Data items:
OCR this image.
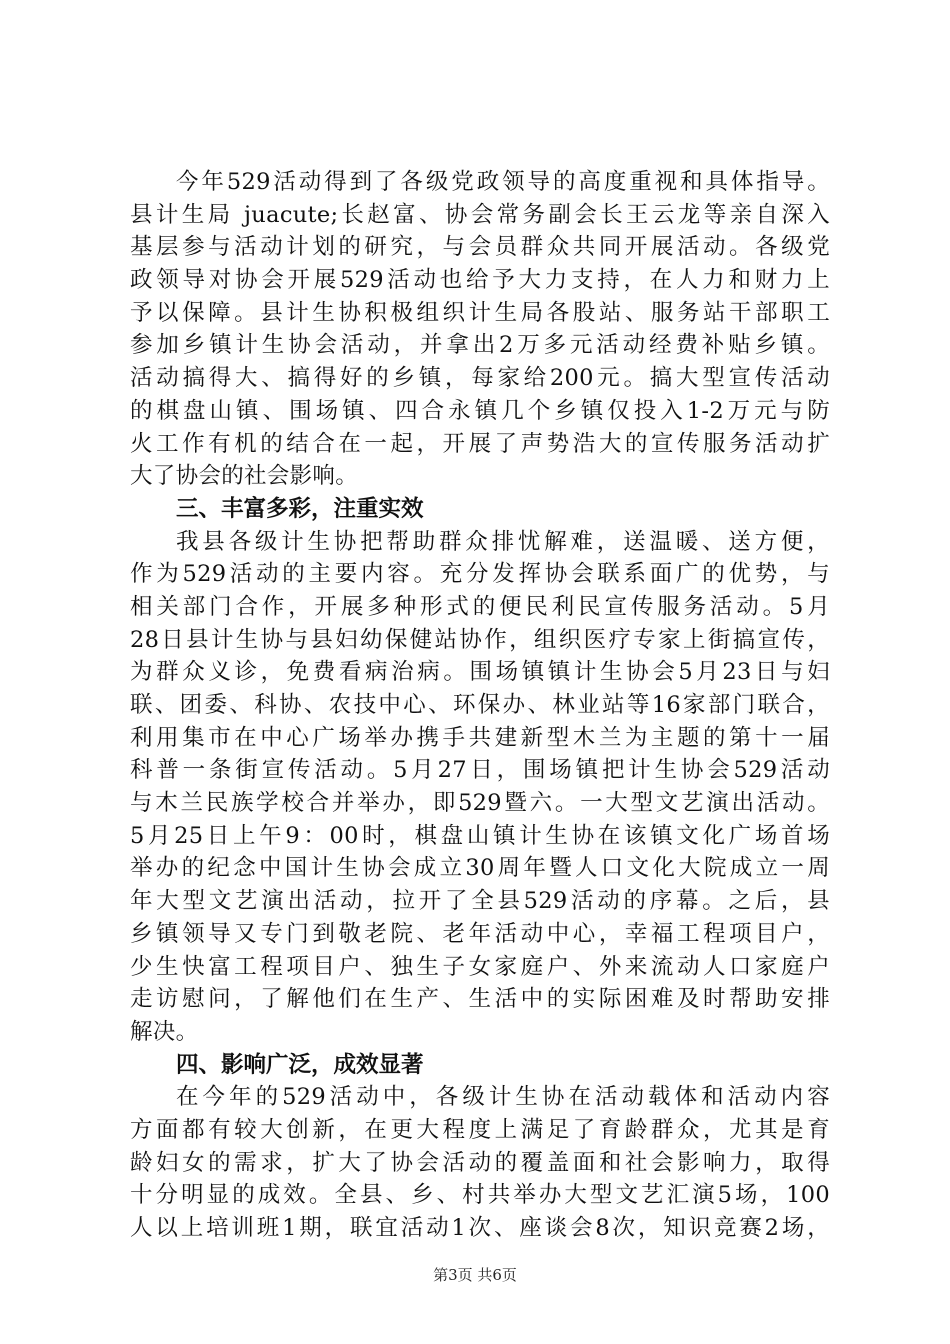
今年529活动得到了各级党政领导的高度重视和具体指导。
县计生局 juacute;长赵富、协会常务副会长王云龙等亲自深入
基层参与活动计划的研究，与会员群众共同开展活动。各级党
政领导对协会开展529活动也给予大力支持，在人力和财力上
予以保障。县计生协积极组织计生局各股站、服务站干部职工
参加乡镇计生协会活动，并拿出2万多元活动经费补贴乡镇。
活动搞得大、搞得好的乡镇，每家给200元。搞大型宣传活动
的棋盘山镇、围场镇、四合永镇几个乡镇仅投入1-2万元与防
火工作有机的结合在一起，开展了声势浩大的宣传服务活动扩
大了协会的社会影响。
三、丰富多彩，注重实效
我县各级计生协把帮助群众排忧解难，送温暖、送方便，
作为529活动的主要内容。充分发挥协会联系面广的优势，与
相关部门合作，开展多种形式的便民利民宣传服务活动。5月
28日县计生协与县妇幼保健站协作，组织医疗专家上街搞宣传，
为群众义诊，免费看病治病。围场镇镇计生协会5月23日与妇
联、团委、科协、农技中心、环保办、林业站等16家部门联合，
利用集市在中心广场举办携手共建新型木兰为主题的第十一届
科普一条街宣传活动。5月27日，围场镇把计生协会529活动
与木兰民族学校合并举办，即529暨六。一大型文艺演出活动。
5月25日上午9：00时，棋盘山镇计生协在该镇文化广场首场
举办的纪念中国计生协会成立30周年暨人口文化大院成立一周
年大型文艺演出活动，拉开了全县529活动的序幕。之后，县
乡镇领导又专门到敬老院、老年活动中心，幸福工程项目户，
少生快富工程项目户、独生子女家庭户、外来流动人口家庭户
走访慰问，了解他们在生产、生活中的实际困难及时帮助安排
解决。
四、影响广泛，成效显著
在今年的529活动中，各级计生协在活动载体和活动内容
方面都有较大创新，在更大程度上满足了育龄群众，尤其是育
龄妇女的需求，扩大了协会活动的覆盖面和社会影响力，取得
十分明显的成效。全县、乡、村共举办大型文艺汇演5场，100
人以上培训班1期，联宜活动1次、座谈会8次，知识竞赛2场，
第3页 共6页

--

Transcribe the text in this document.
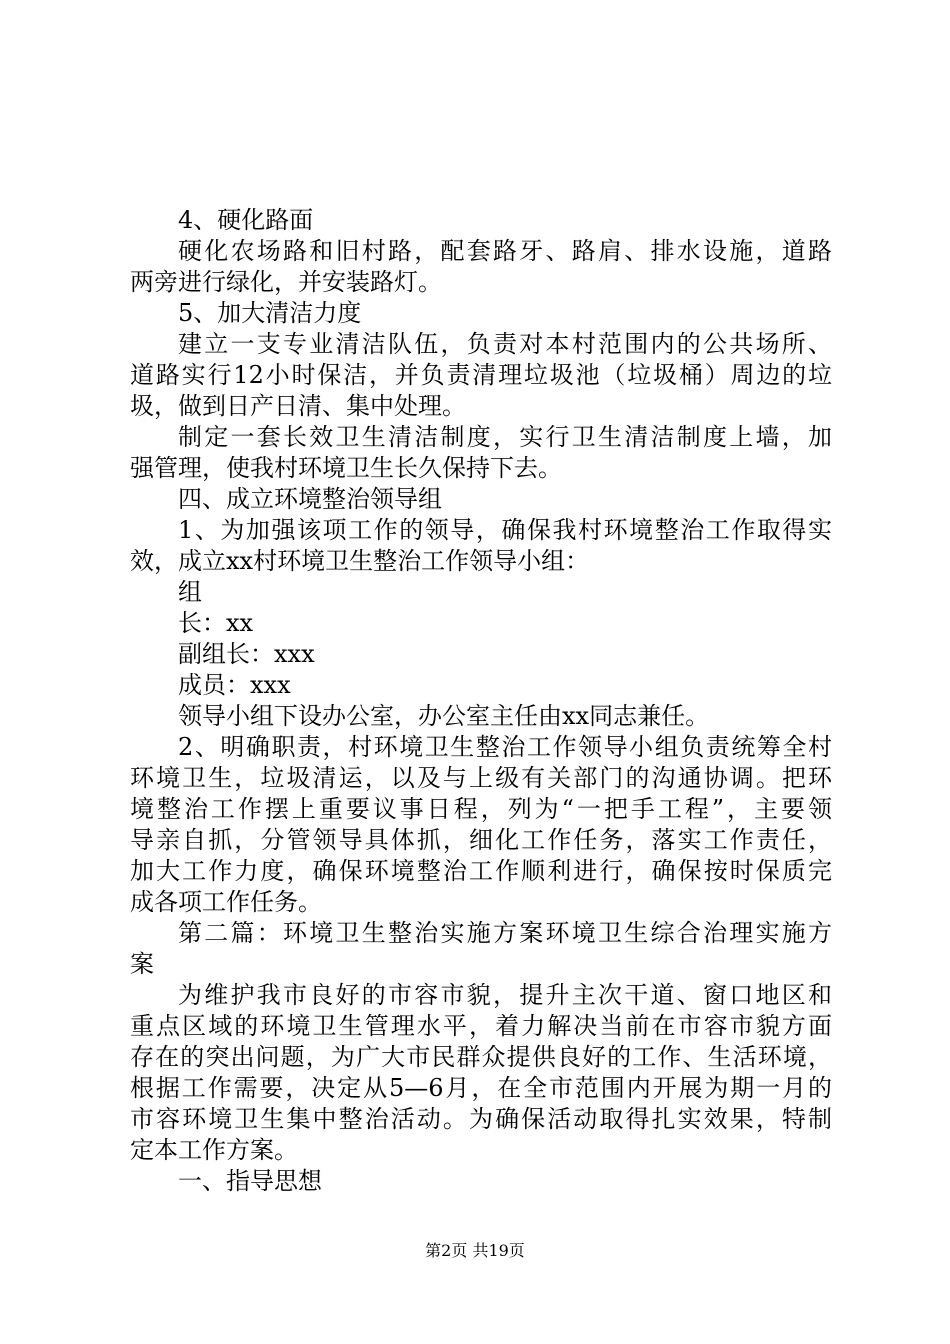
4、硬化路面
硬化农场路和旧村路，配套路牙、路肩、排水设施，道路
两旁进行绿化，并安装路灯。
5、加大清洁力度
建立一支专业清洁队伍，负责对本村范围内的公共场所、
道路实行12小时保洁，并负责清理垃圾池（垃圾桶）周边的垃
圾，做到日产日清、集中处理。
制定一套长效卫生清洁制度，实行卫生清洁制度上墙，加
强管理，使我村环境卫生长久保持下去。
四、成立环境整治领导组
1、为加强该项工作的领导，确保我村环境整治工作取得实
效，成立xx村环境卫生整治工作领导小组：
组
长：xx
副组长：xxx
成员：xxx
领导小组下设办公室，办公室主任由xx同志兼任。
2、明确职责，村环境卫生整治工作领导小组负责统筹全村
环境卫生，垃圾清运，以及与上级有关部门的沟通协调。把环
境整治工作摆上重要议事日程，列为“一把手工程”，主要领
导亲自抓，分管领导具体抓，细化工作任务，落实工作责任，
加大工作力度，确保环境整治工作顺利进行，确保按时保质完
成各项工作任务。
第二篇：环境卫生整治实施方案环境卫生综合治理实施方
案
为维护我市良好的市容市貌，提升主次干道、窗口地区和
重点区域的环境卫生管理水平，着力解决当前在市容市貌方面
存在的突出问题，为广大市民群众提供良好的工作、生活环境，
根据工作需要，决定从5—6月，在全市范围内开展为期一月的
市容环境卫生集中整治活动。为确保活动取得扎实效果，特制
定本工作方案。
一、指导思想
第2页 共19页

- INSTRUCTION
From the entries above, return each line with the word "this" in it.

- IN RESPONSE
OCR this image.
Transcribe the text in this document.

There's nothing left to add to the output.